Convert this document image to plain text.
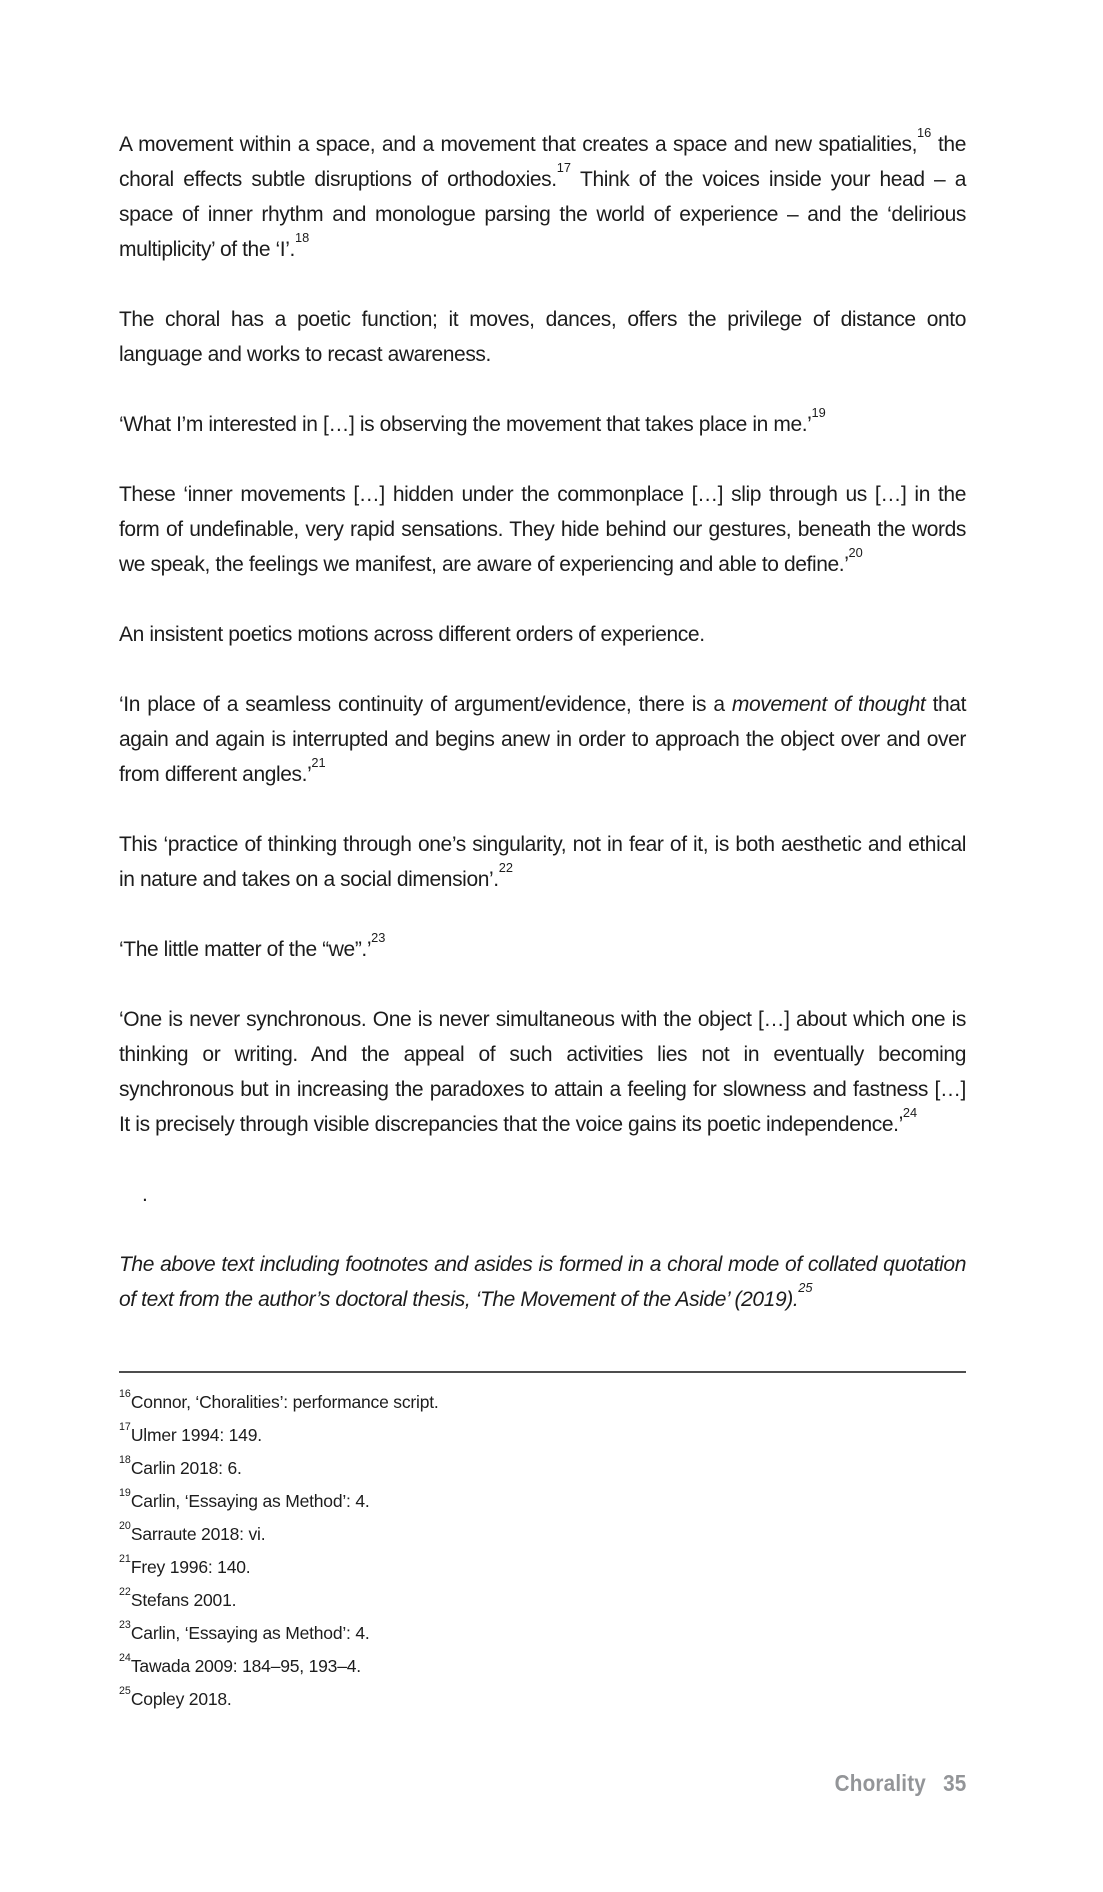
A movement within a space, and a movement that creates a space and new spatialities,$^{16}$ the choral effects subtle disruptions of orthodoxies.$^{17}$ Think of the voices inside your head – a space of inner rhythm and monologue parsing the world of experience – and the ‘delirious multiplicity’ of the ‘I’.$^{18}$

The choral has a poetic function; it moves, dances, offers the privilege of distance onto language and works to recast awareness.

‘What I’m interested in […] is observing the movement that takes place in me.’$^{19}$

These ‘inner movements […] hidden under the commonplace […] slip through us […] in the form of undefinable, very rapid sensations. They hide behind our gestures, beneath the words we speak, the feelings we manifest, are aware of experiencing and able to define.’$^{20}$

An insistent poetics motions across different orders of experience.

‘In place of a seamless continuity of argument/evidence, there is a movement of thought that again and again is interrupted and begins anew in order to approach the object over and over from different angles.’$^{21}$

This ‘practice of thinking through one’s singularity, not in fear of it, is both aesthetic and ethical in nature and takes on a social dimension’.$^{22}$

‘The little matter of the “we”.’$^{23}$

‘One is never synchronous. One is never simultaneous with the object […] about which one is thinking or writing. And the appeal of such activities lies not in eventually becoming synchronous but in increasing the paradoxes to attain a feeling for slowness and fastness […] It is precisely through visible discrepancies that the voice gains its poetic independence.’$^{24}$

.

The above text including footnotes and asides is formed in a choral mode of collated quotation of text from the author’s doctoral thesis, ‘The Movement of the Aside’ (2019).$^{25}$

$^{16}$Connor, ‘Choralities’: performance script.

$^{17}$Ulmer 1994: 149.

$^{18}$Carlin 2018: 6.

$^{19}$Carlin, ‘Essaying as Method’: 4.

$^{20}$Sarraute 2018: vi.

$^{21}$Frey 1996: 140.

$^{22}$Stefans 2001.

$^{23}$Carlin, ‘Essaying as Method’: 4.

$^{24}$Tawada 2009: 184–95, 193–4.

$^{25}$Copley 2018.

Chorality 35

^^^^^^^^^^^^^^^^

* PROBLEM TO WORK ON: Supply the count of lines in the entries that contain the word "thinking", and nothing besides.

* THE SOLUTION: 2